— START Passage shown —

These results are also confirmed by Table 2: answering “Yes” in the die-roll game is associated with a 10% chance increase of cheating in the field.

Fig. 5
figure 5

Comparison of choices in die-roll mind game and cheating in the field for the NoFtF (left panel, \(n = 123\)) and FtF (right panel, \(n = 103\)) treatments with weighted markers. The smallest circles represent one single participant. The y-axis indicates the extent of cheating in the field relative to the maximum payoff a subject could claim. The x-axis represents the choices made in the mind game involving the die roll

Table 2 Laboratory behaviour and cheating in the field with Cheat field as a dependent variable

The evidence from Fig. 5 and Table 2 contrasts with Result 2. Interestingly, this might actually lead to the opposite conclusion.

This section correlated cheating between the lab and the field using two different measures. The results show that individual level observations of cheating appear to be of paramount importance in understanding such secretive and subtle behaviour. These type of data might then provide new insights that cannot be inferred using aggregate statistics.

4 Discussion

Dishonesty can be very sensitive to personal factors (Rosenbaum et al. 2014; Jacobsen et al. 2018), and this in turn translates into heterogeneity in lying preferences (Gibson et al. 2013). The data show that cheating within and across the two environments is sensitive to individual preferences. Moreover, while in the list game both risk and social preferences are correlated with individual dishonesty (Table 3 Appendix B), this seems not to be the case for cheating in the field. Tables 1 and 2 show that only choices in the trust game are significantly correlated with dishonesty in the payment procedure.

Apart from heterogeneity in preferences, differences in dishonest behaviour might also hinge on the experimental paradigm (Gerlach et al. 2019). For example, while Gächter and Schulz (2016) find a positive correlation between the corruption index on the country level and reports in die-roll tasks, such effect is not found using coin-flip tasks (Pascual-Ezama et al. 2015). Hence, another possible source of variability in cheating can be generated by differences between the laboratory and the field tasks.

— END Passage shown —
— START Data provided —

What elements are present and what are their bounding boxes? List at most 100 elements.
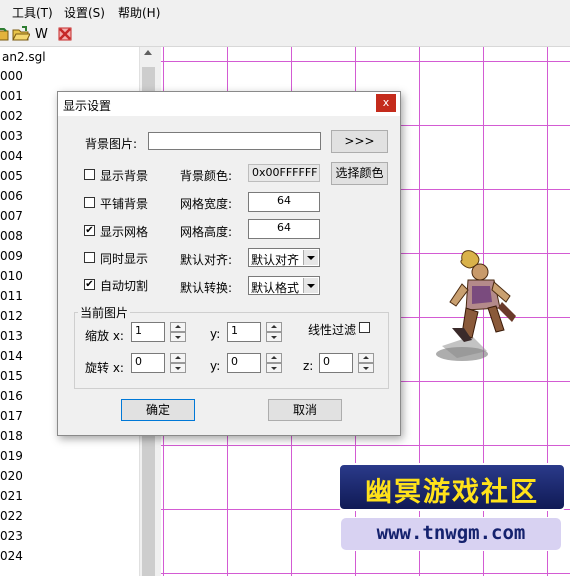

— END Data provided —
— START Data provided —

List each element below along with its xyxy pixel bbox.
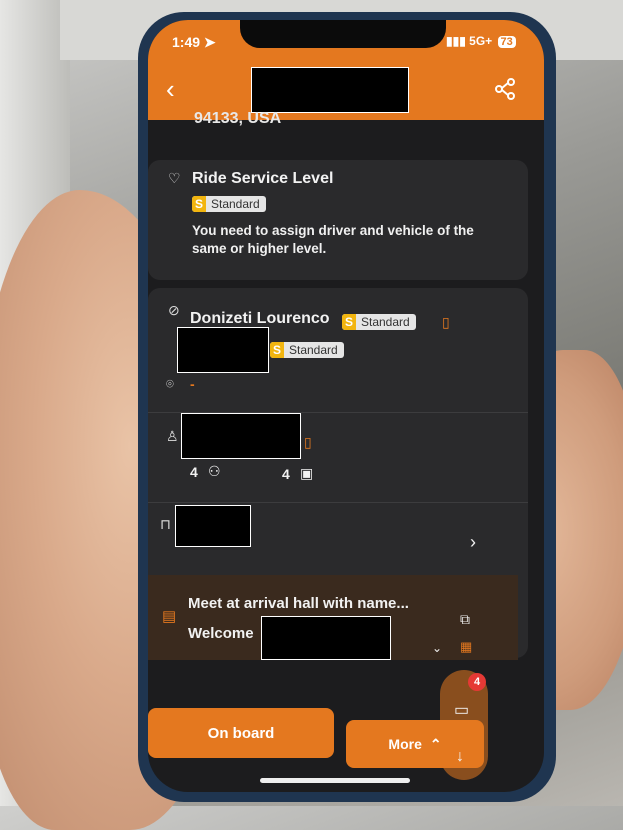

— END Data provided —

◆ **Problems to solve**
- A) Answer these questions about the passage on cheating in the lab and the field:
(i) How many participants were in the FtF treatment shown in Fig. 5?
(ii) According to Table 2, what change in the chance of cheating in the field comes with answering "Yes" in the die-roll game?
(iii) Which study found no corruption-index effect using coin-flip tasks?
- B) Rename "cheating" as "dishonesty" in the part of the passage on cheating in the lab and the field that begins at the words "This section correlated" and stops after "using aggregate statistics.", and give that part again.
The rows shown above are separate material with no connection to the passage.

◆ **Answers**
- A)
(i) 103
(ii) A 10% increase in the chance of cheating in the field
(iii) Pascual-Ezama et al. 2015

- B)
This section correlated dishonesty between the lab and the field using two different measures. The results show that individual level observations of dishonesty appear to be of paramount importance in understanding such secretive and subtle behaviour. These type of data might then provide new insights that cannot be inferred using aggregate statistics.